### Supplied records
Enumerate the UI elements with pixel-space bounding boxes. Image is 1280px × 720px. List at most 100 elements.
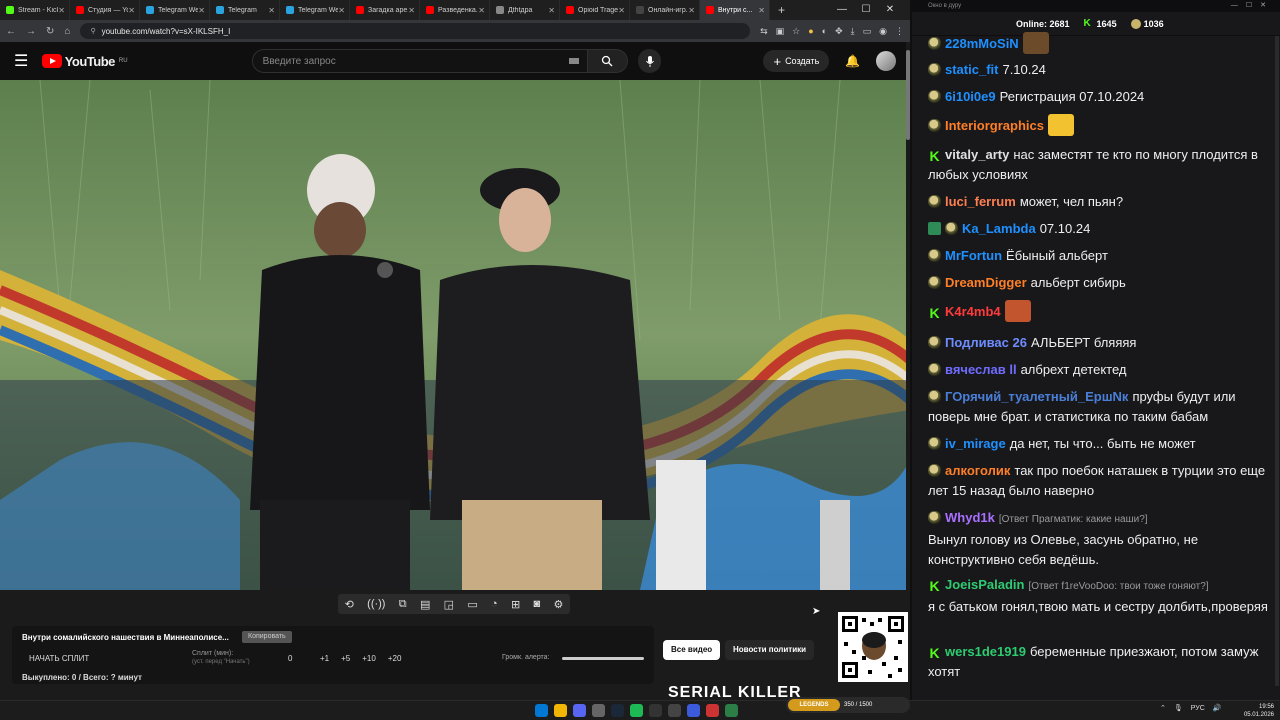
chat-username[interactable]: Ka_Lambda bbox=[962, 221, 1036, 236]
chat-username[interactable]: DreamDigger bbox=[945, 275, 1027, 290]
create-button[interactable]: + Создать bbox=[763, 50, 830, 72]
chat-username[interactable]: алкоголик bbox=[945, 463, 1010, 478]
voice-search-button[interactable] bbox=[637, 49, 662, 73]
new-tab-button[interactable]: + bbox=[770, 3, 793, 17]
tab-close-icon[interactable]: ✕ bbox=[128, 6, 135, 15]
chat-username[interactable]: vitaly_arty bbox=[945, 147, 1009, 162]
app4-icon[interactable] bbox=[706, 704, 719, 717]
chat-reply-context[interactable]: [Ответ f1reVooDoo: твои тоже гоняют?] bbox=[1028, 581, 1208, 592]
tab-close-icon[interactable]: ✕ bbox=[478, 6, 485, 15]
browser-tab[interactable]: Внутри с... ✕ bbox=[700, 0, 770, 20]
chat-username[interactable]: 228mMoSiN bbox=[945, 36, 1019, 51]
chat-username[interactable]: static_fit bbox=[945, 62, 998, 77]
speed-icon[interactable]: ◔ bbox=[491, 598, 498, 610]
tab-close-icon[interactable]: ✕ bbox=[198, 6, 205, 15]
browser-tab[interactable]: Онлайн-игр... ✕ bbox=[630, 0, 700, 20]
close-window-button[interactable]: ✕ bbox=[878, 0, 902, 20]
clapper-icon[interactable]: ▤ bbox=[420, 598, 430, 611]
tab-close-icon[interactable]: ✕ bbox=[408, 6, 415, 15]
increment-1-button[interactable]: +1 bbox=[320, 654, 329, 663]
sidebar-icon[interactable]: ▭ bbox=[863, 26, 872, 37]
tab-close-icon[interactable]: ✕ bbox=[268, 6, 275, 15]
extension-icon[interactable]: ◐ bbox=[822, 26, 827, 37]
screenshot-icon[interactable]: ▣ bbox=[776, 26, 785, 37]
start-icon[interactable] bbox=[535, 704, 548, 717]
chat-username[interactable]: MrFortun bbox=[945, 248, 1002, 263]
copy-badge[interactable]: Копировать bbox=[242, 631, 292, 643]
chat-window-controls[interactable]: —☐✕ bbox=[1231, 0, 1274, 12]
chat-username[interactable]: вячеслав ll bbox=[945, 362, 1017, 377]
menu-kebab-icon[interactable]: ⋮ bbox=[895, 26, 904, 37]
chip-all-videos[interactable]: Все видео bbox=[663, 640, 721, 660]
app-icon[interactable] bbox=[592, 704, 605, 717]
chat-username[interactable]: wers1de1919 bbox=[945, 644, 1026, 659]
browser-tab[interactable]: Дthtдра ✕ bbox=[490, 0, 560, 20]
theater-icon[interactable]: ▭ bbox=[467, 598, 477, 611]
language-indicator[interactable]: РУС bbox=[1191, 705, 1205, 712]
translate-icon[interactable]: ⇆ bbox=[760, 26, 768, 37]
clock[interactable]: 19:56 05.01.2026 bbox=[1240, 703, 1274, 719]
chat-username[interactable]: Interiorgraphics bbox=[945, 118, 1044, 133]
site-info-icon[interactable]: ⚲ bbox=[90, 27, 95, 35]
chat-username[interactable]: ГОрячий_туалетный_ЕршNк bbox=[945, 389, 1128, 404]
browser-tab[interactable]: Telegram ✕ bbox=[210, 0, 280, 20]
start-split-button[interactable]: НАЧАТЬ СПЛИТ bbox=[29, 654, 89, 663]
browser-tab[interactable]: Stream - Kick ✕ bbox=[0, 0, 70, 20]
extension-dot-icon[interactable]: ● bbox=[808, 26, 813, 37]
youtube-logo[interactable]: YouTube RU bbox=[41, 54, 240, 69]
notifications-bell-icon[interactable]: 🔔 bbox=[845, 54, 860, 68]
chat-username[interactable]: 6i10i0e9 bbox=[945, 89, 996, 104]
increment-5-button[interactable]: +5 bbox=[341, 654, 350, 663]
add-clip-icon[interactable]: ⊞ bbox=[511, 598, 520, 611]
browser-tab[interactable]: Telegram Web✕ bbox=[140, 0, 210, 20]
sound-icon[interactable]: 🔊 bbox=[1213, 704, 1222, 712]
tab-close-icon[interactable]: ✕ bbox=[548, 6, 555, 15]
minimize-button[interactable]: — bbox=[830, 0, 854, 20]
increment-10-button[interactable]: +10 bbox=[362, 654, 376, 663]
split-value[interactable]: 0 bbox=[288, 654, 292, 663]
keyboard-icon[interactable] bbox=[569, 58, 580, 64]
loop-icon[interactable]: ⟲ bbox=[345, 598, 354, 611]
chat-username[interactable]: Whyd1k bbox=[945, 510, 995, 525]
extensions-puzzle-icon[interactable]: ✥ bbox=[835, 26, 843, 37]
app2-icon[interactable] bbox=[668, 704, 681, 717]
tab-close-icon[interactable]: ✕ bbox=[338, 6, 345, 15]
tab-close-icon[interactable]: ✕ bbox=[688, 6, 695, 15]
download-icon[interactable]: ⤓ bbox=[851, 26, 855, 37]
app3-icon[interactable] bbox=[687, 704, 700, 717]
alert-volume-slider[interactable] bbox=[562, 657, 644, 660]
browser-tab[interactable]: Разведенка... ✕ bbox=[420, 0, 490, 20]
obs-icon[interactable] bbox=[649, 704, 662, 717]
profile-icon[interactable]: ◉ bbox=[879, 26, 887, 37]
chat-username[interactable]: K4r4mb4 bbox=[945, 304, 1001, 319]
browser-tab[interactable]: Студия — YouTube✕ bbox=[70, 0, 140, 20]
video-player[interactable] bbox=[0, 80, 910, 590]
url-field[interactable]: ⚲ youtube.com/watch?v=sX-IKLSFH_I bbox=[80, 23, 751, 39]
browser-tab[interactable]: Opioid Trage...✕ bbox=[560, 0, 630, 20]
chat-username[interactable]: iv_mirage bbox=[945, 436, 1006, 451]
tab-close-icon[interactable]: ✕ bbox=[618, 6, 625, 15]
game-widget[interactable]: LEGENDS 350 / 1500 bbox=[786, 697, 910, 713]
camera-icon[interactable]: ◙ bbox=[534, 598, 541, 610]
chat-username[interactable]: luci_ferrum bbox=[945, 194, 1016, 209]
forward-icon[interactable]: → bbox=[26, 26, 36, 37]
chat-username[interactable]: Подливас 26 bbox=[945, 335, 1027, 350]
browser-tab[interactable]: Загадка аре...✕ bbox=[350, 0, 420, 20]
pip-icon[interactable]: ◲ bbox=[444, 598, 454, 611]
browser-tab[interactable]: Telegram Web✕ bbox=[280, 0, 350, 20]
page-scrollbar-thumb[interactable] bbox=[906, 50, 910, 140]
hamburger-menu-icon[interactable]: ☰ bbox=[14, 51, 42, 71]
tab-close-icon[interactable]: ✕ bbox=[58, 6, 65, 15]
spotify-icon[interactable] bbox=[630, 704, 643, 717]
chrome-icon[interactable] bbox=[554, 704, 567, 717]
tray-mic-icon[interactable]: 🎙 bbox=[1174, 704, 1183, 712]
screen-record-icon[interactable]: ⧉ bbox=[399, 598, 407, 611]
back-icon[interactable]: ← bbox=[6, 26, 16, 37]
chip-politics-news[interactable]: Новости политики bbox=[725, 640, 815, 660]
discord-icon[interactable] bbox=[573, 704, 586, 717]
settings-gear-icon[interactable]: ⚙ bbox=[553, 598, 563, 611]
reload-icon[interactable]: ↻ bbox=[46, 26, 54, 37]
chat-reply-context[interactable]: [Ответ Прагматик: какие наши?] bbox=[999, 514, 1148, 525]
search-input[interactable]: Введите запрос bbox=[251, 49, 589, 73]
account-avatar[interactable] bbox=[876, 51, 896, 71]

### Exercise
Format the entries from the line containing "221, 1036, 236]" through the line containing "sidebar-icon[interactable]: ▭ bbox=[863, 26, 872, 37]" as a JSON list of strings, one string per line, leaving out any blank lines.

### Finished answer
[
  "chat-username[interactable]: Ka_Lambda bbox=[962, 221, 1036, 236]",
  "chat-username[interactable]: DreamDigger bbox=[945, 275, 1027, 290]",
  "create-button[interactable]: + Создать bbox=[763, 50, 830, 72]",
  "chat-username[interactable]: алкоголик bbox=[945, 463, 1010, 478]",
  "voice-search-button[interactable] bbox=[637, 49, 662, 73]",
  "new-tab-button[interactable]: + bbox=[770, 3, 793, 17]",
  "tab-close-icon[interactable]: ✕ bbox=[128, 6, 135, 15]",
  "chat-username[interactable]: vitaly_arty bbox=[945, 147, 1009, 162]",
  "app4-icon[interactable] bbox=[706, 704, 719, 717]",
  "chat-reply-context[interactable]: [Ответ f1reVooDoo: твои тоже гоняют?] bbox=[1028, 581, 1208, 592]",
  "tab-close-icon[interactable]: ✕ bbox=[478, 6, 485, 15]",
  "browser-tab[interactable]: Внутри с... ✕ bbox=[700, 0, 770, 20]",
  "chat-username[interactable]: 228mMoSiN bbox=[945, 36, 1019, 51]",
  "chat-username[interactable]: static_fit bbox=[945, 62, 998, 77]",
  "speed-icon[interactable]: ◔ bbox=[491, 598, 498, 610]",
  "tab-close-icon[interactable]: ✕ bbox=[198, 6, 205, 15]",
  "browser-tab[interactable]: Онлайн-игр... ✕ bbox=[630, 0, 700, 20]",
  "close-window-button[interactable]: ✕ bbox=[878, 0, 902, 20]",
  "clapper-icon[interactable]: ▤ bbox=[420, 598, 430, 611]",
  "tab-close-icon[interactable]: ✕ bbox=[408, 6, 415, 15]",
  "increment-1-button[interactable]: +1 bbox=[320, 654, 329, 663]",
  "sidebar-icon[interactable]: ▭ bbox=[863, 26, 872, 37]"
]